## BRIEF
Would you extract the whole listing below and retype it exactly?

## AVAILABLE DATA
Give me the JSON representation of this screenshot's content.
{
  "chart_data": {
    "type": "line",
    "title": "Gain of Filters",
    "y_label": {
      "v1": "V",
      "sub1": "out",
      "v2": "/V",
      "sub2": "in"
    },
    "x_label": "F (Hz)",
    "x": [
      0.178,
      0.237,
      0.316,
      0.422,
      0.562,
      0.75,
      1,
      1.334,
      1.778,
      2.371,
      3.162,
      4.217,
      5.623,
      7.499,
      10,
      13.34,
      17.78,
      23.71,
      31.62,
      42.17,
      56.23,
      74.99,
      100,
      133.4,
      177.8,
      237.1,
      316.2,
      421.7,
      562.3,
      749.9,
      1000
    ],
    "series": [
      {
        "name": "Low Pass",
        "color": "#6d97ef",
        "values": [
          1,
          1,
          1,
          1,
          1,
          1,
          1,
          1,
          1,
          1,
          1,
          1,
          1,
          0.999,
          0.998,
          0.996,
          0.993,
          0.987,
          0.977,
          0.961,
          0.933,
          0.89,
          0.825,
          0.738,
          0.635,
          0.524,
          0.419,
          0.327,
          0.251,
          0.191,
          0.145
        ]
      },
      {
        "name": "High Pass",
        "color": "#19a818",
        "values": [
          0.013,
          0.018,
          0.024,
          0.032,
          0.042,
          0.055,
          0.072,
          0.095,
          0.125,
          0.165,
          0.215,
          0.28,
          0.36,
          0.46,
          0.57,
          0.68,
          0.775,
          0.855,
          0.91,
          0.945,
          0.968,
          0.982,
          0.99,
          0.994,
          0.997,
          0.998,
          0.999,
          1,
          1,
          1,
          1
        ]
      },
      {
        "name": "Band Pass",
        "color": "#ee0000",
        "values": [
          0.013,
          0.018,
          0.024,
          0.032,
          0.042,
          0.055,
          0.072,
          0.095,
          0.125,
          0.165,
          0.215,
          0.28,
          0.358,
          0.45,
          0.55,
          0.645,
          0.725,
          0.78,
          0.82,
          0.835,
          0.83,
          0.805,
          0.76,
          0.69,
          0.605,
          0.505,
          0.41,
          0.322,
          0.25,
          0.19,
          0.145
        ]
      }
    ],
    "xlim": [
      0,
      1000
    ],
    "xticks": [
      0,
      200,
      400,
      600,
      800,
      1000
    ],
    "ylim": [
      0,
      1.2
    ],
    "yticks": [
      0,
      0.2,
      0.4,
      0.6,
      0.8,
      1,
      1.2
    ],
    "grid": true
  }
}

## RESULT BELOW
Give me the JSON representation of this screenshot's content.
{
  "chart_data": {
    "type": "line",
    "title": "Gain of Filters",
    "y_label": {
      "v1": "V",
      "sub1": "out",
      "v2": "/V",
      "sub2": "in"
    },
    "x_label": "F (Hz)",
    "x": [
      0.178,
      0.237,
      0.316,
      0.422,
      0.562,
      0.75,
      1,
      1.334,
      1.778,
      2.371,
      3.162,
      4.217,
      5.623,
      7.499,
      10,
      13.34,
      17.78,
      23.71,
      31.62,
      42.17,
      56.23,
      74.99,
      100,
      133.4,
      177.8,
      237.1,
      316.2,
      421.7,
      562.3,
      749.9,
      1000
    ],
    "series": [
      {
        "name": "Low Pass",
        "color": "#6d97ef",
        "values": [
          1,
          1,
          1,
          1,
          1,
          1,
          1,
          1,
          1,
          1,
          1,
          1,
          1,
          0.999,
          0.998,
          0.996,
          0.993,
          0.987,
          0.977,
          0.961,
          0.933,
          0.89,
          0.825,
          0.738,
          0.635,
          0.524,
          0.419,
          0.327,
          0.251,
          0.191,
          0.145
        ]
      },
      {
        "name": "High Pass",
        "color": "#19a818",
        "values": [
          0.013,
          0.018,
          0.024,
          0.032,
          0.042,
          0.055,
          0.072,
          0.095,
          0.125,
          0.165,
          0.215,
          0.28,
          0.36,
          0.46,
          0.57,
          0.68,
          0.775,
          0.855,
          0.91,
          0.945,
          0.968,
          0.982,
          0.99,
          0.994,
          0.997,
          0.998,
          0.999,
          1,
          1,
          1,
          1
        ]
      },
      {
        "name": "Band Pass",
        "color": "#ee0000",
        "values": [
          0.013,
          0.018,
          0.024,
          0.032,
          0.042,
          0.055,
          0.072,
          0.095,
          0.125,
          0.165,
          0.215,
          0.28,
          0.358,
          0.45,
          0.55,
          0.645,
          0.725,
          0.78,
          0.82,
          0.835,
          0.83,
          0.805,
          0.76,
          0.69,
          0.605,
          0.505,
          0.41,
          0.322,
          0.25,
          0.19,
          0.145
        ]
      }
    ],
    "xlim": [
      0,
      1000
    ],
    "xticks": [
      0,
      200,
      400,
      600,
      800,
      1000
    ],
    "ylim": [
      0,
      1.2
    ],
    "yticks": [
      0,
      0.2,
      0.4,
      0.6,
      0.8,
      1,
      1.2
    ],
    "grid": true
  }
}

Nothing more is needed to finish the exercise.